Check every line below for the string "text", and copy the lines that contain it.

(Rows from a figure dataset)
** Begin **
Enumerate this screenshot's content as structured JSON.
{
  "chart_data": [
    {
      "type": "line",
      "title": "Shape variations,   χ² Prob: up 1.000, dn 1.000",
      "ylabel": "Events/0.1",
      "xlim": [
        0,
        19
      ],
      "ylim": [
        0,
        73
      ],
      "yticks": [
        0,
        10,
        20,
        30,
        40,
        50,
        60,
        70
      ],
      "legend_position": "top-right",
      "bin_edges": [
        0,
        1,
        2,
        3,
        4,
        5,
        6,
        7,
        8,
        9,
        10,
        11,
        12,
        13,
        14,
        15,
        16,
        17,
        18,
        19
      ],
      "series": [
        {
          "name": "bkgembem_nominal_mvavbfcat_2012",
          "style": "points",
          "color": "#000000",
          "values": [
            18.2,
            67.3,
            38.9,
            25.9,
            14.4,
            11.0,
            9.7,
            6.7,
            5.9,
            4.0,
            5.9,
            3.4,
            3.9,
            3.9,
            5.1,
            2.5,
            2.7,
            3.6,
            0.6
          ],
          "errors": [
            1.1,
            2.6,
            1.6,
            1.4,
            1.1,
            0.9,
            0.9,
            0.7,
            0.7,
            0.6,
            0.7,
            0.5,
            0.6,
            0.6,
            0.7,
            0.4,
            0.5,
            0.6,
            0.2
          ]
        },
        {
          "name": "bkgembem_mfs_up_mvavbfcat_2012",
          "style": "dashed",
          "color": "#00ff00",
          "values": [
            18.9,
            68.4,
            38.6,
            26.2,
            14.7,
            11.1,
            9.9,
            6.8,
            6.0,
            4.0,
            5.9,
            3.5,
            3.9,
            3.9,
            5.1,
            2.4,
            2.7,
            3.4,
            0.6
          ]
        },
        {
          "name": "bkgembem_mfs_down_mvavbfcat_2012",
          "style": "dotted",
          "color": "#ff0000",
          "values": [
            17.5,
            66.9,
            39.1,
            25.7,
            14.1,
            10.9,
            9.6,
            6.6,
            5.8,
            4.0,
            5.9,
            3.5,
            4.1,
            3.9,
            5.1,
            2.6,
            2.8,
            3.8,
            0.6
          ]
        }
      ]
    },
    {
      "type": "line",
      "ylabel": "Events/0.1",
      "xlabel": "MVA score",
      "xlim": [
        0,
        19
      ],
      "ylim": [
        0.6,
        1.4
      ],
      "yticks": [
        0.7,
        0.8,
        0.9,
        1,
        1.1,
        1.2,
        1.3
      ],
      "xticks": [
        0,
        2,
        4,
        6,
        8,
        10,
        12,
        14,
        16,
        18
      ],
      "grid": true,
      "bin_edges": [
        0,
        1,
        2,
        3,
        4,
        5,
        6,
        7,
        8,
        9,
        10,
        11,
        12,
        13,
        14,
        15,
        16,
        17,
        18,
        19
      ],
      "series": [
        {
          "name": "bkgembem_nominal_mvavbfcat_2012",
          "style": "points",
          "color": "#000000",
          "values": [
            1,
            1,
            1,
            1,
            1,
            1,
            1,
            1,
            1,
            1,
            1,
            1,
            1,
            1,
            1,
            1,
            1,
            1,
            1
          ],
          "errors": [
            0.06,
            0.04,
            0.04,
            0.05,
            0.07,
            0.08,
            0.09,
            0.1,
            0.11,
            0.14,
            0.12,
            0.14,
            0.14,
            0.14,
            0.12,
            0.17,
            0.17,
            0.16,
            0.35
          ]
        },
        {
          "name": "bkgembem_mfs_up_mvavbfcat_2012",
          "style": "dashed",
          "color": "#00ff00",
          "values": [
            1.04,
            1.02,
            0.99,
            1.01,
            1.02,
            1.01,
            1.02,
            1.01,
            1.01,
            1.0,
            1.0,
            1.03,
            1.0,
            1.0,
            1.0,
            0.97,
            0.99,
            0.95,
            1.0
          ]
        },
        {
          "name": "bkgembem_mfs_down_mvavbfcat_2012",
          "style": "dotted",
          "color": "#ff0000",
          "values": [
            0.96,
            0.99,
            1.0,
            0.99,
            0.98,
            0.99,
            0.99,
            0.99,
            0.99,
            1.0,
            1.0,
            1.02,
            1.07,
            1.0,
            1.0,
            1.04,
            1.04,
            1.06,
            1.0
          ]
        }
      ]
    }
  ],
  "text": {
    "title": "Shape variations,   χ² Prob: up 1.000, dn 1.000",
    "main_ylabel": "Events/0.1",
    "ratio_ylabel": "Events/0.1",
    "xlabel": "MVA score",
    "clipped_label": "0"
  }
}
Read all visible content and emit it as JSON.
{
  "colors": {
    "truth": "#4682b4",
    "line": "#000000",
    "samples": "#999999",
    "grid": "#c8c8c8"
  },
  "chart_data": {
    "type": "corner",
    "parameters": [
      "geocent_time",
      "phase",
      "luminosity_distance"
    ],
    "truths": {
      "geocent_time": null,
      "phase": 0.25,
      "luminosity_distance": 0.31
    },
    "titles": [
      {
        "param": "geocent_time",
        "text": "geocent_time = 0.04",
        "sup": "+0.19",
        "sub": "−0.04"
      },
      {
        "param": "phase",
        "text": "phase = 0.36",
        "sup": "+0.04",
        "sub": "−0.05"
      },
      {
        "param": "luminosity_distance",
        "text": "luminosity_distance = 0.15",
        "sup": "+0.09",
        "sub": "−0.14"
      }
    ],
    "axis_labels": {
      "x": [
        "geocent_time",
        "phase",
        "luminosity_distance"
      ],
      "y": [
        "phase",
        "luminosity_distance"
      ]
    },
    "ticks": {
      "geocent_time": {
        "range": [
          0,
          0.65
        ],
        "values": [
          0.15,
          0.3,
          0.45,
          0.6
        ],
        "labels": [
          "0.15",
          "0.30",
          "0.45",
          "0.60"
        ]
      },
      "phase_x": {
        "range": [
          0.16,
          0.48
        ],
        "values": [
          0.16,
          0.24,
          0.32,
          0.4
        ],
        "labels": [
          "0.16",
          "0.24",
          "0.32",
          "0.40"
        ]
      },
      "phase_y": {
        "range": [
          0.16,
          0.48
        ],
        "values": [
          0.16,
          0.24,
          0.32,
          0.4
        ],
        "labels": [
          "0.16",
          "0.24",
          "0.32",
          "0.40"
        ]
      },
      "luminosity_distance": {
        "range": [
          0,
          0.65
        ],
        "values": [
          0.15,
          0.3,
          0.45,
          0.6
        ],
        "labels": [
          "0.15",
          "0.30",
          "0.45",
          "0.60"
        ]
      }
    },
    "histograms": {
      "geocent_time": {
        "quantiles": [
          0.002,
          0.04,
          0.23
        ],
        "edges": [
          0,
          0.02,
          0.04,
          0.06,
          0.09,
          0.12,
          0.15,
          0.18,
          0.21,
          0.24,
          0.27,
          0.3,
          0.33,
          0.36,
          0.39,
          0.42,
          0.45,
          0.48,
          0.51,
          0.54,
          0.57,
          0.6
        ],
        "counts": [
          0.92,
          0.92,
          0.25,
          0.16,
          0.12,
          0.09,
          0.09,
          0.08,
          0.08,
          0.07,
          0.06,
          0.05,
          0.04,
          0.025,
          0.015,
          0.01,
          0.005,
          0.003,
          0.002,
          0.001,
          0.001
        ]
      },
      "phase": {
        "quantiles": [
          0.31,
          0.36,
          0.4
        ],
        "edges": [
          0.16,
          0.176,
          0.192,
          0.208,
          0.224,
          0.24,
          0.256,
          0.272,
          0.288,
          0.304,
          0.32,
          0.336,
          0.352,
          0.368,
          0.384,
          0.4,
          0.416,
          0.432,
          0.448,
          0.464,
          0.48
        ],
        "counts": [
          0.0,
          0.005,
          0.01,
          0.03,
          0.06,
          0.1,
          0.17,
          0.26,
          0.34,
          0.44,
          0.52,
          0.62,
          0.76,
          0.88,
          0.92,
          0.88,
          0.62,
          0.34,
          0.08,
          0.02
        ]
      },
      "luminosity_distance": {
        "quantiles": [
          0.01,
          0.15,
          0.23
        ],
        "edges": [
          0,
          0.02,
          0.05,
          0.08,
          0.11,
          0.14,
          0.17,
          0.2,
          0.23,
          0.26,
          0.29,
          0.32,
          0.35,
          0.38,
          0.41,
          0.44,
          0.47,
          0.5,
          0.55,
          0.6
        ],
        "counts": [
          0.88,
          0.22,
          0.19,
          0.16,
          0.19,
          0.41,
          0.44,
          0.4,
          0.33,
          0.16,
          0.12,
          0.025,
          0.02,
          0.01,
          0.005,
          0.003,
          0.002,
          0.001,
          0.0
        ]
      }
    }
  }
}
** End **
#### ANSWER IN FULL:
  "text": {
        "text": "geocent_time = 0.04",
        "text": "phase = 0.36",
        "text": "luminosity_distance = 0.15",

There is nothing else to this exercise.